• [DIRECTIONS FOR THIS TASK]: Check each line of the listing below for the string "Pfeffer", and copy the ones that have it.

• [ROWS]:
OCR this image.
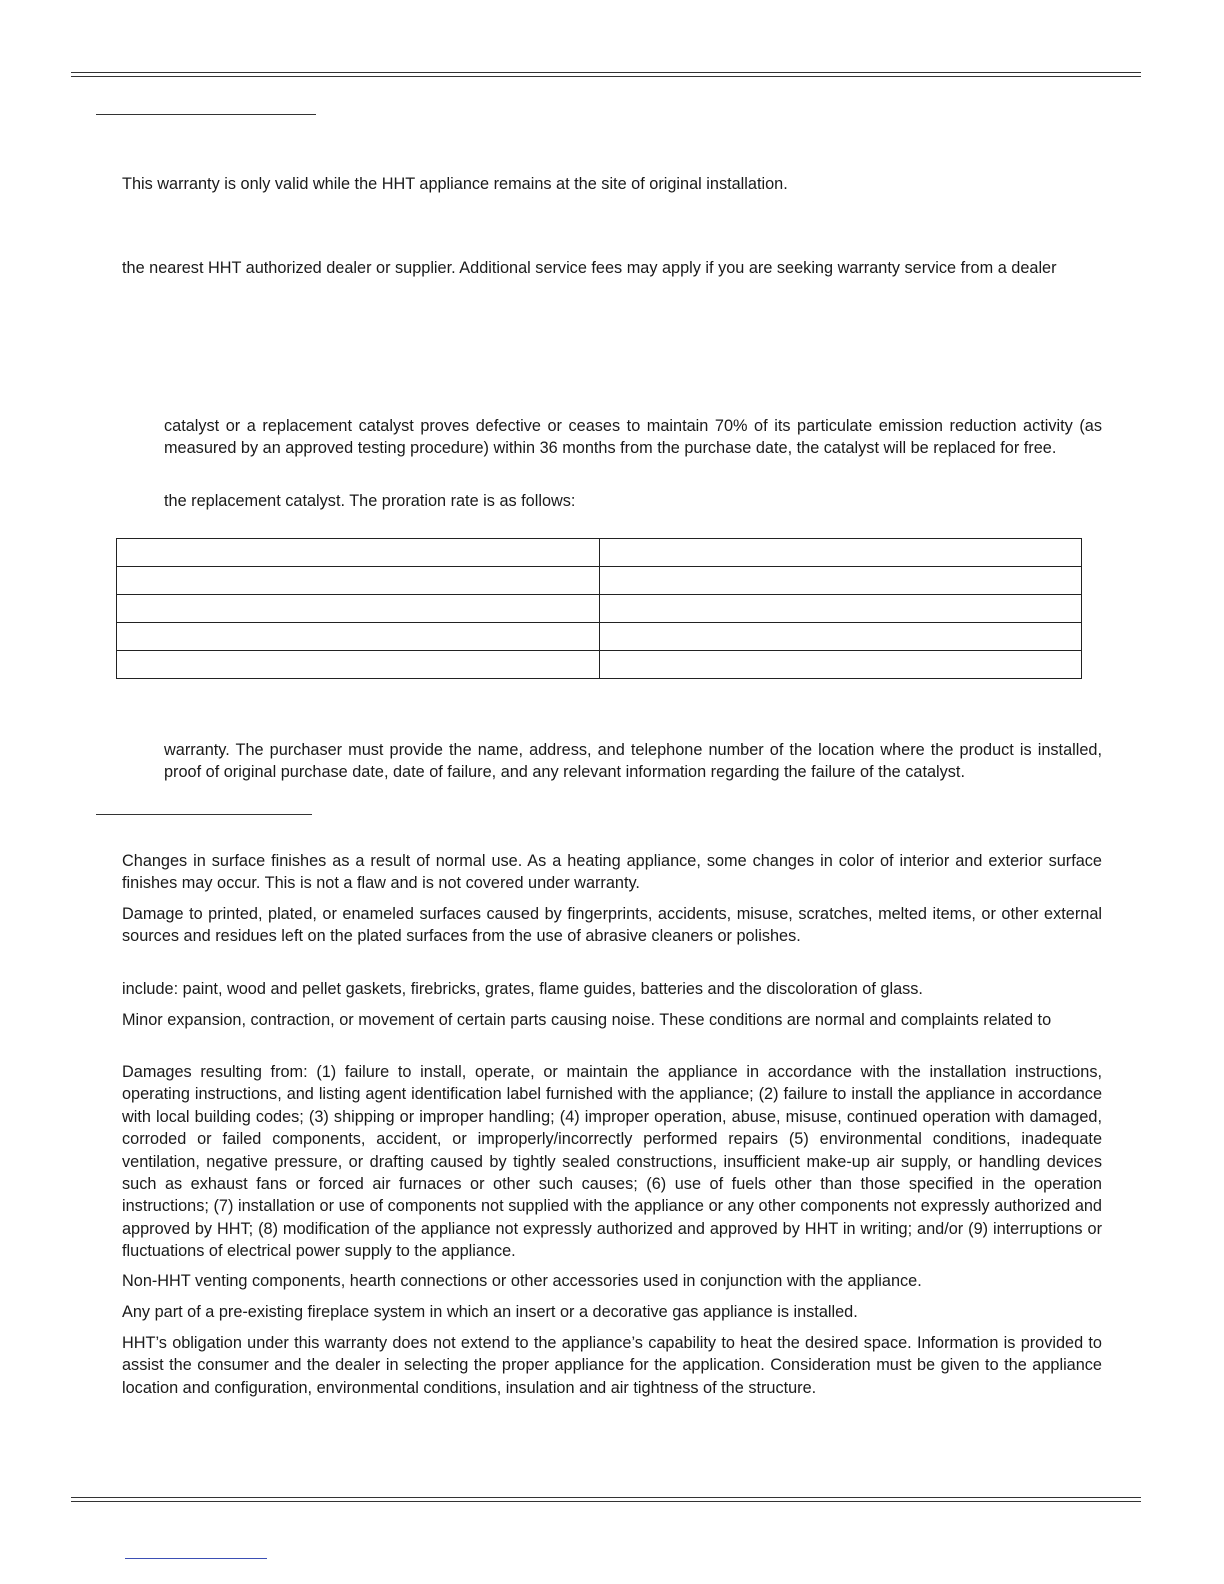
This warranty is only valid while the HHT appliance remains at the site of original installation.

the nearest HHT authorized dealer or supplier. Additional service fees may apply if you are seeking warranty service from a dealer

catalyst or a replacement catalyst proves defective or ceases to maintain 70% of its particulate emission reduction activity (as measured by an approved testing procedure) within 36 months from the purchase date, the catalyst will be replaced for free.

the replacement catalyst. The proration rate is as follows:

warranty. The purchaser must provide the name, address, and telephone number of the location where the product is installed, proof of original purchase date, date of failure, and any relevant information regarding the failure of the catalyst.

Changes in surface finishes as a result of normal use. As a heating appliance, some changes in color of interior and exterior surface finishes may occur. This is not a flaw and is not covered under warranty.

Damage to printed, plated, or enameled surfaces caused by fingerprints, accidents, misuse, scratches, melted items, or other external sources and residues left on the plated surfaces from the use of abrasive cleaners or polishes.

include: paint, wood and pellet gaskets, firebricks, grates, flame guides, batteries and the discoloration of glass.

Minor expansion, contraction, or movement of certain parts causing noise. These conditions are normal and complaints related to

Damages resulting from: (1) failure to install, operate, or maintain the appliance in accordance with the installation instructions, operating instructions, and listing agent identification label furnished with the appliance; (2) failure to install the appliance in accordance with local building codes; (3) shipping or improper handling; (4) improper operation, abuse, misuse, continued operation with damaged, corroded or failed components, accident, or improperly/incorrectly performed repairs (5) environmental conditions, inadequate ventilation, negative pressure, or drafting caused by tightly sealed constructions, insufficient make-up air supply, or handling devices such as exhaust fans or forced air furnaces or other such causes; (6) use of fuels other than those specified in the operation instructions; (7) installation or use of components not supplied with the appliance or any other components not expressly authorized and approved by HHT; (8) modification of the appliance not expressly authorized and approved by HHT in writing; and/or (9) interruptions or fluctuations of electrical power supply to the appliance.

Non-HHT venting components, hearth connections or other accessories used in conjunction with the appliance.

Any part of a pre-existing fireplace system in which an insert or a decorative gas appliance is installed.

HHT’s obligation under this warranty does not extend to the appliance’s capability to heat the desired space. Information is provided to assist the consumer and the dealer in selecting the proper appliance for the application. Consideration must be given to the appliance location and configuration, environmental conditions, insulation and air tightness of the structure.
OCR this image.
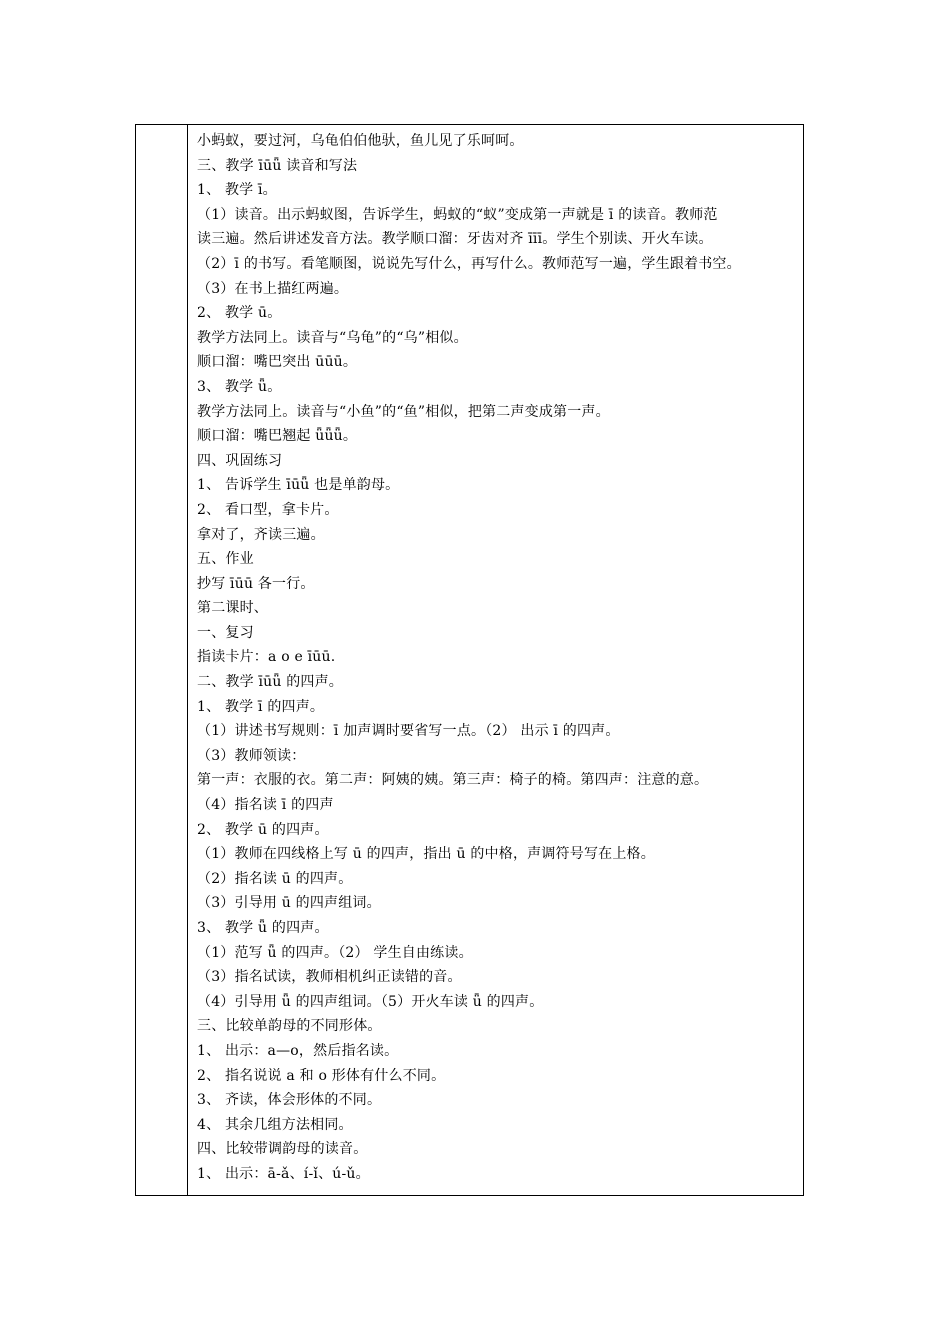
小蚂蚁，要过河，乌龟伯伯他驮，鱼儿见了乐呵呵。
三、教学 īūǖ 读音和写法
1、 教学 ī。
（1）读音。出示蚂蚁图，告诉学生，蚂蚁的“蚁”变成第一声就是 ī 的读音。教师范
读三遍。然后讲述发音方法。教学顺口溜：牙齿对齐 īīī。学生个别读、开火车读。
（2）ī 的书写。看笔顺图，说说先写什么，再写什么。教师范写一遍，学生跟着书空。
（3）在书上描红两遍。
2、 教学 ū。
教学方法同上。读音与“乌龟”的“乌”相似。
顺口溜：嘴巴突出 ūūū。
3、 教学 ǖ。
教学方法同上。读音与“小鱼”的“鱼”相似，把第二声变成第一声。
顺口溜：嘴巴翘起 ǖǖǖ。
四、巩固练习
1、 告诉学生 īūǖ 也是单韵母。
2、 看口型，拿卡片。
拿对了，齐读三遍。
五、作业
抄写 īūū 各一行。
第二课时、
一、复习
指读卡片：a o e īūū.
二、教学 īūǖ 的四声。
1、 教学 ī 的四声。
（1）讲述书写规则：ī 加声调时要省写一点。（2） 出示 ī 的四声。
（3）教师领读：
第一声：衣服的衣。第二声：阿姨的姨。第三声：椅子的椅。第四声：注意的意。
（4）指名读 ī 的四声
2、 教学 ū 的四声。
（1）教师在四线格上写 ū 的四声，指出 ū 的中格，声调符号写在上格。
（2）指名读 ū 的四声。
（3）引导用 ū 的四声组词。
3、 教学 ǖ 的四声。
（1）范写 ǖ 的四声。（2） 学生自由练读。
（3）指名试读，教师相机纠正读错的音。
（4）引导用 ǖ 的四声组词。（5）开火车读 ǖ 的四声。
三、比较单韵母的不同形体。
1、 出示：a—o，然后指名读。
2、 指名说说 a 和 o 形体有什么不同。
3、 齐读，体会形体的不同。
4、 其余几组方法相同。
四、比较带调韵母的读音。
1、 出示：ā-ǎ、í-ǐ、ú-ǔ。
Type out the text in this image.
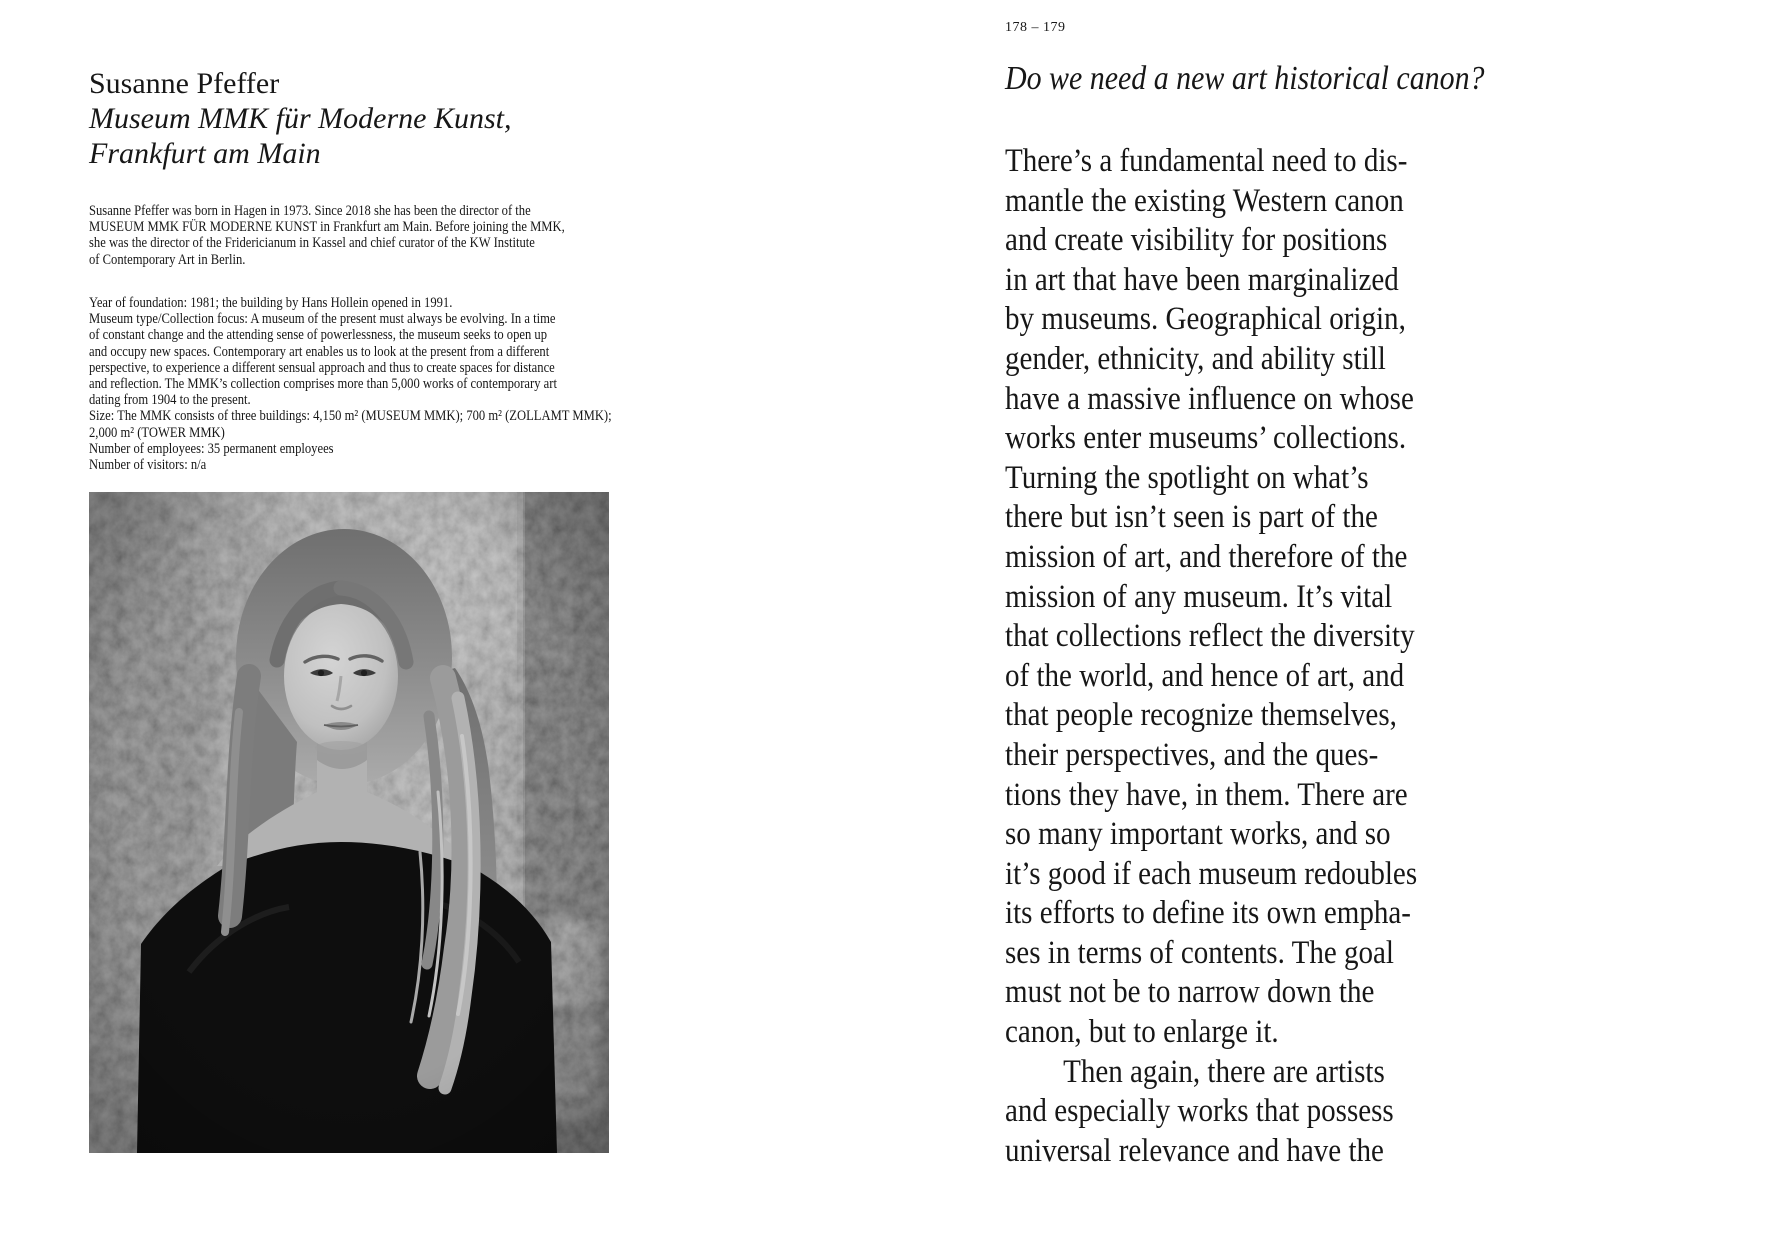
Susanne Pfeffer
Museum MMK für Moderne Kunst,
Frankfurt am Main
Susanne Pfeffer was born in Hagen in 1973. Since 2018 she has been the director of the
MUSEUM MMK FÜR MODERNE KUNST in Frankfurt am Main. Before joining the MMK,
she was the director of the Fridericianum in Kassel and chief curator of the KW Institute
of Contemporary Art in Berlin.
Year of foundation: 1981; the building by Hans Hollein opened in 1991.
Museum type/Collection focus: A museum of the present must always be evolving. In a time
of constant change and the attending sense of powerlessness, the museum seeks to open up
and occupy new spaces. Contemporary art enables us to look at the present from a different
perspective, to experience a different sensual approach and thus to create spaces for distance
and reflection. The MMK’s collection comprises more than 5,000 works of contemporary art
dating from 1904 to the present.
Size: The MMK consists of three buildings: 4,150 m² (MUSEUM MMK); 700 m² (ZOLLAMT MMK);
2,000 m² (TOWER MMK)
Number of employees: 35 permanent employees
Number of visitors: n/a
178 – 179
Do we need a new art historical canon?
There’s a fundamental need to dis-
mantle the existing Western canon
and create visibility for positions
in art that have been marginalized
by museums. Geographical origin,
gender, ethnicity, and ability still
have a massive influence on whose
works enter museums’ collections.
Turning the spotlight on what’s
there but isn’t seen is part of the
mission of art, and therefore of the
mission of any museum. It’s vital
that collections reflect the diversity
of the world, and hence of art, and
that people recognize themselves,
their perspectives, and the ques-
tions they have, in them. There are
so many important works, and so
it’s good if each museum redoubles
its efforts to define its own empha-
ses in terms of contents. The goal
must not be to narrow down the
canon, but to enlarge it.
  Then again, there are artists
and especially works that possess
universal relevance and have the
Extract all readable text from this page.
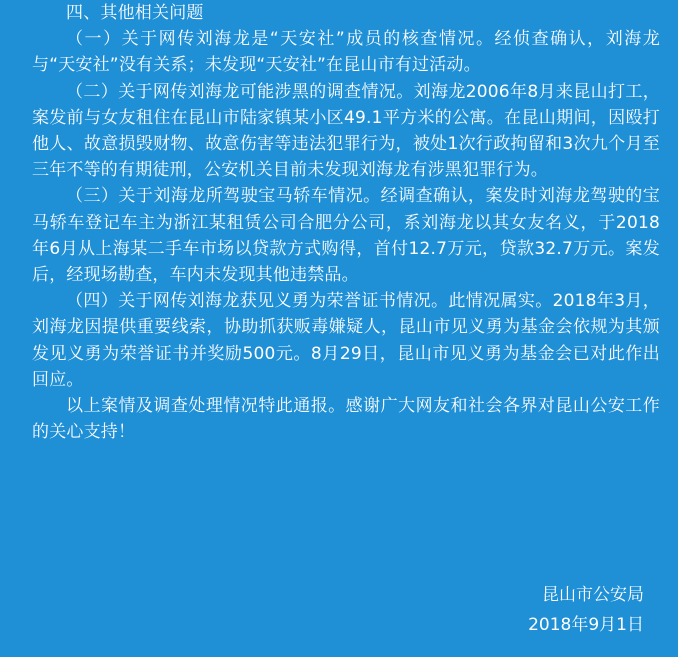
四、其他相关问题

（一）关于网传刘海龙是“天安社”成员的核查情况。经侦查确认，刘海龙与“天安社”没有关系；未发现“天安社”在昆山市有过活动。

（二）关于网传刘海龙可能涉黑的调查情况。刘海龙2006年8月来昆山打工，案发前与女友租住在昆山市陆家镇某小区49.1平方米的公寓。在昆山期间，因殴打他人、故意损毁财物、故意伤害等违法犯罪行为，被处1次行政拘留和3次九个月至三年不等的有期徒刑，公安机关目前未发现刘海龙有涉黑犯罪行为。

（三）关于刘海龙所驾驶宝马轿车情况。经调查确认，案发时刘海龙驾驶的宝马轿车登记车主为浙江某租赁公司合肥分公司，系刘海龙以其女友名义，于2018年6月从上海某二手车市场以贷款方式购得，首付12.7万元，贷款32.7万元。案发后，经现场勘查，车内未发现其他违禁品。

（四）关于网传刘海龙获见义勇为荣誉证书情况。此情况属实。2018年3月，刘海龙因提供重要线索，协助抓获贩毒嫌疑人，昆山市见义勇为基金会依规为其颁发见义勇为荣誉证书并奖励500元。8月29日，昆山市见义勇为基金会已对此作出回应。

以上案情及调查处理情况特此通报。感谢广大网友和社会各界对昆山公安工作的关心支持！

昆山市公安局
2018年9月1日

• [ANSWER TO THE EXERCISE]:
Susanne Pfeffer
Susanne Pfeffer was born in Hagen in 1973. Since 2018 she has been the director of the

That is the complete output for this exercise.